- Exercise brief:
Rewrite the records below, replacing every "checker-cell" with "grid-square" and changing nothing else. Omit the pictures from your answer.

Box coordinate listings
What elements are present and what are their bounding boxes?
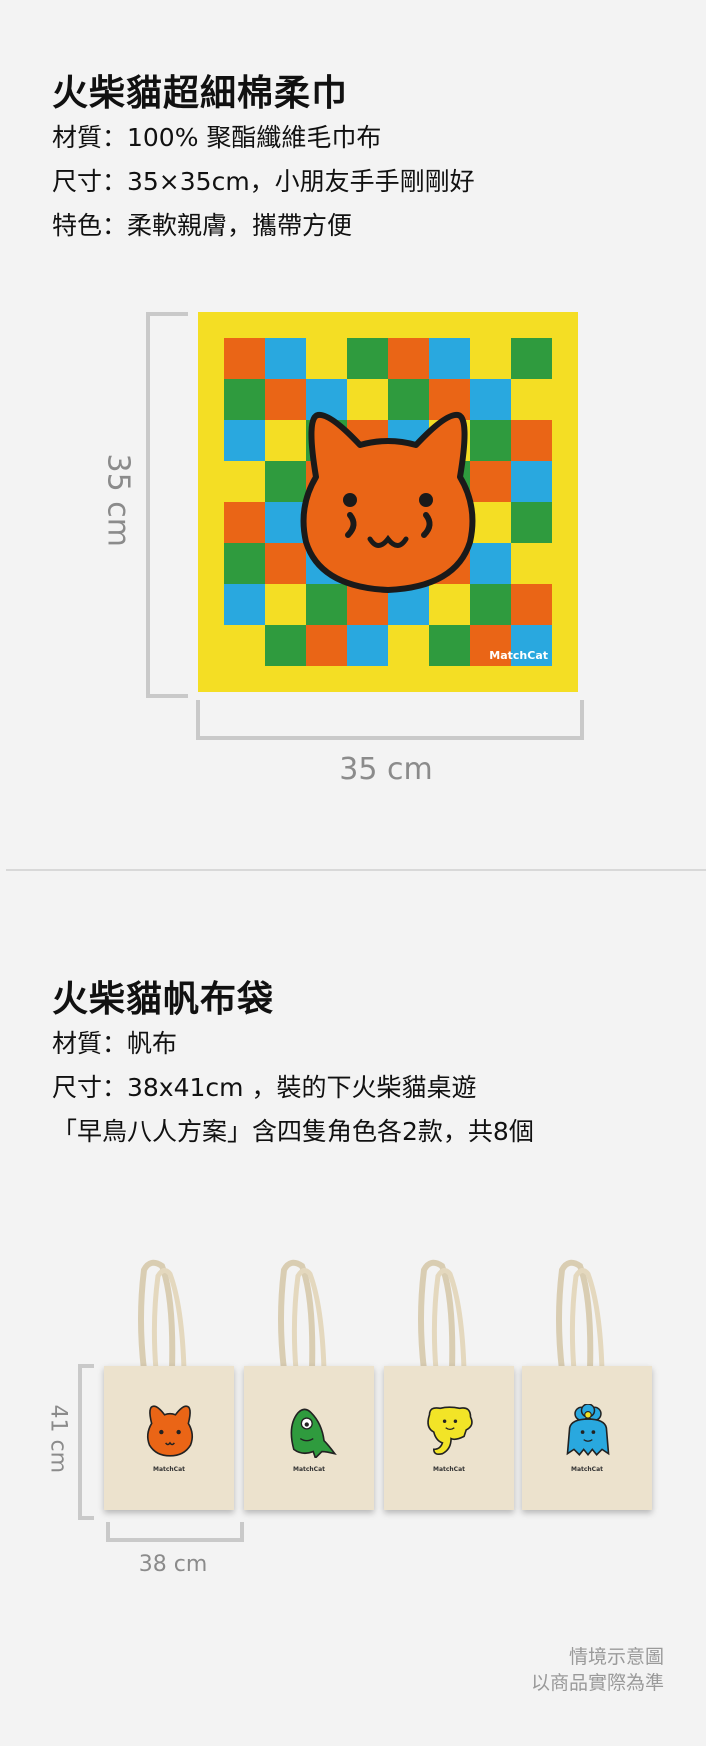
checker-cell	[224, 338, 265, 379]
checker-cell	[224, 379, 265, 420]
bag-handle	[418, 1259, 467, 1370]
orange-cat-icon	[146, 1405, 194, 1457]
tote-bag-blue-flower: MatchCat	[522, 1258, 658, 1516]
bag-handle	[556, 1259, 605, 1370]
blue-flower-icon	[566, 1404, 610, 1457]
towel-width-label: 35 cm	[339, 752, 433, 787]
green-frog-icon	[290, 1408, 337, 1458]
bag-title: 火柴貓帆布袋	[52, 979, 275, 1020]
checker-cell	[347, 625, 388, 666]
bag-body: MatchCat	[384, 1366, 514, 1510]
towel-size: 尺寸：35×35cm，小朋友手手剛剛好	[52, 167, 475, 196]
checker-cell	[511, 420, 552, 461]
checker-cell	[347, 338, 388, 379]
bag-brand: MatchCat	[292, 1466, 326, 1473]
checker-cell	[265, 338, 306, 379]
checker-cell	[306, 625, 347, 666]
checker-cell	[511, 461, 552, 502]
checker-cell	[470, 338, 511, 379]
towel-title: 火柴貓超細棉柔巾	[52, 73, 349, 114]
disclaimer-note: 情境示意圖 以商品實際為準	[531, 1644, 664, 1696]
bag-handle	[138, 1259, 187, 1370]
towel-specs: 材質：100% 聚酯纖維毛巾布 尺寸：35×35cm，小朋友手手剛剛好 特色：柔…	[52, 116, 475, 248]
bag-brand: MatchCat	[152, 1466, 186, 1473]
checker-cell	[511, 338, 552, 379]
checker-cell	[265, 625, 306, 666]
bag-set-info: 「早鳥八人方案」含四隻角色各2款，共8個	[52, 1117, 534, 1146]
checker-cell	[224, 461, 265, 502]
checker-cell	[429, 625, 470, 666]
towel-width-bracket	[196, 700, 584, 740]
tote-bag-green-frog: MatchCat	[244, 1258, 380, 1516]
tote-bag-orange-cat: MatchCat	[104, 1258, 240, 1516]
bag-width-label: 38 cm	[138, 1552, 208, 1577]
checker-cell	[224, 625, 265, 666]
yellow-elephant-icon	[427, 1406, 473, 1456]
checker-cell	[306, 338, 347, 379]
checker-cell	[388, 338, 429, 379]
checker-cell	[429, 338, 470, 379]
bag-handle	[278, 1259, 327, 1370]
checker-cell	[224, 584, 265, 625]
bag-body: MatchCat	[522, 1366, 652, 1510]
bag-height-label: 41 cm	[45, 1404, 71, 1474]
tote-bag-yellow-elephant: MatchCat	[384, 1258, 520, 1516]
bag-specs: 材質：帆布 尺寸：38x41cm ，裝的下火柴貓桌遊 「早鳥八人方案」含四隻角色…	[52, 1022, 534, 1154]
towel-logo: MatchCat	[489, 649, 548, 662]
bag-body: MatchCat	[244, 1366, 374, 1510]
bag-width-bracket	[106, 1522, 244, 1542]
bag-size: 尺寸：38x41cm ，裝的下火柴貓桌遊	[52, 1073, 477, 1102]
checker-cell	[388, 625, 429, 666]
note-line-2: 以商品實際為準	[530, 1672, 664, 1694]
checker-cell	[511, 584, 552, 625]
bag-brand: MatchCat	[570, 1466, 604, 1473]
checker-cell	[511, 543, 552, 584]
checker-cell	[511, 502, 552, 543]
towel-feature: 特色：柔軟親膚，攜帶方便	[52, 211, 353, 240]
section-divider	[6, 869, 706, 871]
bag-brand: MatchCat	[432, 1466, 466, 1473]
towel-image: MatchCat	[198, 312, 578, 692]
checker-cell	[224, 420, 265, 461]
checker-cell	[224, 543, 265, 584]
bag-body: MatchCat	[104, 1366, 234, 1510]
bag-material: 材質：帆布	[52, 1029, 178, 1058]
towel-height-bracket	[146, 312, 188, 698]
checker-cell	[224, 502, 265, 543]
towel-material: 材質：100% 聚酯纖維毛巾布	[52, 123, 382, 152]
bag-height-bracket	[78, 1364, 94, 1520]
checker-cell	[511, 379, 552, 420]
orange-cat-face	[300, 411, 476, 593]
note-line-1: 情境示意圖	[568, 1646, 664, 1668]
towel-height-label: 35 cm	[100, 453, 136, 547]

- Result for this task:
What elements are present and what are their bounding boxes?
grid-square	[224, 338, 265, 379]
grid-square	[224, 379, 265, 420]
bag-handle	[418, 1259, 467, 1370]
orange-cat-icon	[146, 1405, 194, 1457]
tote-bag-blue-flower: MatchCat	[522, 1258, 658, 1516]
bag-handle	[556, 1259, 605, 1370]
blue-flower-icon	[566, 1404, 610, 1457]
towel-width-label: 35 cm	[339, 752, 433, 787]
green-frog-icon	[290, 1408, 337, 1458]
bag-title: 火柴貓帆布袋	[52, 979, 275, 1020]
grid-square	[347, 625, 388, 666]
bag-body: MatchCat	[384, 1366, 514, 1510]
towel-size: 尺寸：35×35cm，小朋友手手剛剛好	[52, 167, 475, 196]
grid-square	[511, 420, 552, 461]
grid-square	[347, 338, 388, 379]
bag-brand: MatchCat	[292, 1466, 326, 1473]
grid-square	[265, 338, 306, 379]
grid-square	[306, 625, 347, 666]
grid-square	[511, 461, 552, 502]
grid-square	[470, 338, 511, 379]
towel-title: 火柴貓超細棉柔巾	[52, 73, 349, 114]
disclaimer-note: 情境示意圖 以商品實際為準	[531, 1644, 664, 1696]
bag-handle	[138, 1259, 187, 1370]
towel-specs: 材質：100% 聚酯纖維毛巾布 尺寸：35×35cm，小朋友手手剛剛好 特色：柔…	[52, 116, 475, 248]
bag-brand: MatchCat	[152, 1466, 186, 1473]
grid-square	[511, 338, 552, 379]
grid-square	[265, 625, 306, 666]
bag-set-info: 「早鳥八人方案」含四隻角色各2款，共8個	[52, 1117, 534, 1146]
grid-square	[224, 461, 265, 502]
grid-square	[429, 625, 470, 666]
towel-width-bracket	[196, 700, 584, 740]
tote-bag-green-frog: MatchCat	[244, 1258, 380, 1516]
tote-bag-orange-cat: MatchCat	[104, 1258, 240, 1516]
bag-width-label: 38 cm	[138, 1552, 208, 1577]
grid-square	[224, 625, 265, 666]
yellow-elephant-icon	[427, 1406, 473, 1456]
grid-square	[306, 338, 347, 379]
grid-square	[388, 338, 429, 379]
grid-square	[429, 338, 470, 379]
bag-handle	[278, 1259, 327, 1370]
grid-square	[224, 584, 265, 625]
bag-body: MatchCat	[522, 1366, 652, 1510]
bag-height-label: 41 cm	[45, 1404, 71, 1474]
tote-bag-yellow-elephant: MatchCat	[384, 1258, 520, 1516]
bag-specs: 材質：帆布 尺寸：38x41cm ，裝的下火柴貓桌遊 「早鳥八人方案」含四隻角色…	[52, 1022, 534, 1154]
towel-logo: MatchCat	[489, 649, 548, 662]
bag-body: MatchCat	[244, 1366, 374, 1510]
bag-width-bracket	[106, 1522, 244, 1542]
bag-size: 尺寸：38x41cm ，裝的下火柴貓桌遊	[52, 1073, 477, 1102]
grid-square	[388, 625, 429, 666]
note-line-2: 以商品實際為準	[530, 1672, 664, 1694]
grid-square	[511, 584, 552, 625]
bag-brand: MatchCat	[570, 1466, 604, 1473]
grid-square	[511, 543, 552, 584]
grid-square	[511, 502, 552, 543]
towel-feature: 特色：柔軟親膚，攜帶方便	[52, 211, 353, 240]
section-divider	[6, 869, 706, 871]
bag-brand: MatchCat	[432, 1466, 466, 1473]
towel-image: MatchCat	[198, 312, 578, 692]
grid-square	[224, 420, 265, 461]
grid-square	[224, 543, 265, 584]
bag-body: MatchCat	[104, 1366, 234, 1510]
bag-material: 材質：帆布	[52, 1029, 178, 1058]
towel-height-bracket	[146, 312, 188, 698]
grid-square	[224, 502, 265, 543]
towel-material: 材質：100% 聚酯纖維毛巾布	[52, 123, 382, 152]
bag-height-bracket	[78, 1364, 94, 1520]
grid-square	[511, 379, 552, 420]
orange-cat-face	[300, 411, 476, 593]
note-line-1: 情境示意圖	[568, 1646, 664, 1668]
towel-height-label: 35 cm	[100, 453, 136, 547]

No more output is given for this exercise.